# START OF Records shown

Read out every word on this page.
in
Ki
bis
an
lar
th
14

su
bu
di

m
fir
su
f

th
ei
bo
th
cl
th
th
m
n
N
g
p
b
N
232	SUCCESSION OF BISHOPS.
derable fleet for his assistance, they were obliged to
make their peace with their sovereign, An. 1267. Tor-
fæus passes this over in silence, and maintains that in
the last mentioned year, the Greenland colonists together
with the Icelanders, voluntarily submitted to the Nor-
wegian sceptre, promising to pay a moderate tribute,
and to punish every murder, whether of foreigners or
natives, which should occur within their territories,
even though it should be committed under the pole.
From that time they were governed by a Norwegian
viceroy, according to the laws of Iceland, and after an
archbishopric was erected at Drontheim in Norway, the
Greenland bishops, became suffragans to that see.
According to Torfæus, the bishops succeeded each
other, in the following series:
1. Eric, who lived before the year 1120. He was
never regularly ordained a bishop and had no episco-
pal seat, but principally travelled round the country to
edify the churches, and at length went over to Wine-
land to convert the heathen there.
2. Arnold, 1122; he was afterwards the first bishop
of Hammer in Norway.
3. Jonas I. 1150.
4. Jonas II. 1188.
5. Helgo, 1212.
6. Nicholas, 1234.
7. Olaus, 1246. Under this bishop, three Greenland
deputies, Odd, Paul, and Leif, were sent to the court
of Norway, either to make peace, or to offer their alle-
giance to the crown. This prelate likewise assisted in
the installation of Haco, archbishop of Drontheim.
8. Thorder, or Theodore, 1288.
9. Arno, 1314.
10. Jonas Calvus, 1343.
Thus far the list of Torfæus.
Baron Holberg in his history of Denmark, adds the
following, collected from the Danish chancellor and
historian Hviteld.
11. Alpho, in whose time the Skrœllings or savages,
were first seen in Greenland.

# END OF Records shown

# Goal of the exercise
Please reproduce each record precisely as written.

# Exercise result
Read out every word on this page.
in
Ki
bis
an
lar
th
14

su
bu
di

m
fir
su
f

th
ei
bo
th
cl
th
th
m
n
N
g
p
b
N
232	SUCCESSION OF BISHOPS.
derable fleet for his assistance, they were obliged to
make their peace with their sovereign, An. 1267. Tor-
fæus passes this over in silence, and maintains that in
the last mentioned year, the Greenland colonists together
with the Icelanders, voluntarily submitted to the Nor-
wegian sceptre, promising to pay a moderate tribute,
and to punish every murder, whether of foreigners or
natives, which should occur within their territories,
even though it should be committed under the pole.
From that time they were governed by a Norwegian
viceroy, according to the laws of Iceland, and after an
archbishopric was erected at Drontheim in Norway, the
Greenland bishops, became suffragans to that see.
According to Torfæus, the bishops succeeded each
other, in the following series:
1. Eric, who lived before the year 1120. He was
never regularly ordained a bishop and had no episco-
pal seat, but principally travelled round the country to
edify the churches, and at length went over to Wine-
land to convert the heathen there.
2. Arnold, 1122; he was afterwards the first bishop
of Hammer in Norway.
3. Jonas I. 1150.
4. Jonas II. 1188.
5. Helgo, 1212.
6. Nicholas, 1234.
7. Olaus, 1246. Under this bishop, three Greenland
deputies, Odd, Paul, and Leif, were sent to the court
of Norway, either to make peace, or to offer their alle-
giance to the crown. This prelate likewise assisted in
the installation of Haco, archbishop of Drontheim.
8. Thorder, or Theodore, 1288.
9. Arno, 1314.
10. Jonas Calvus, 1343.
Thus far the list of Torfæus.
Baron Holberg in his history of Denmark, adds the
following, collected from the Danish chancellor and
historian Hviteld.
11. Alpho, in whose time the Skrœllings or savages,
were first seen in Greenland.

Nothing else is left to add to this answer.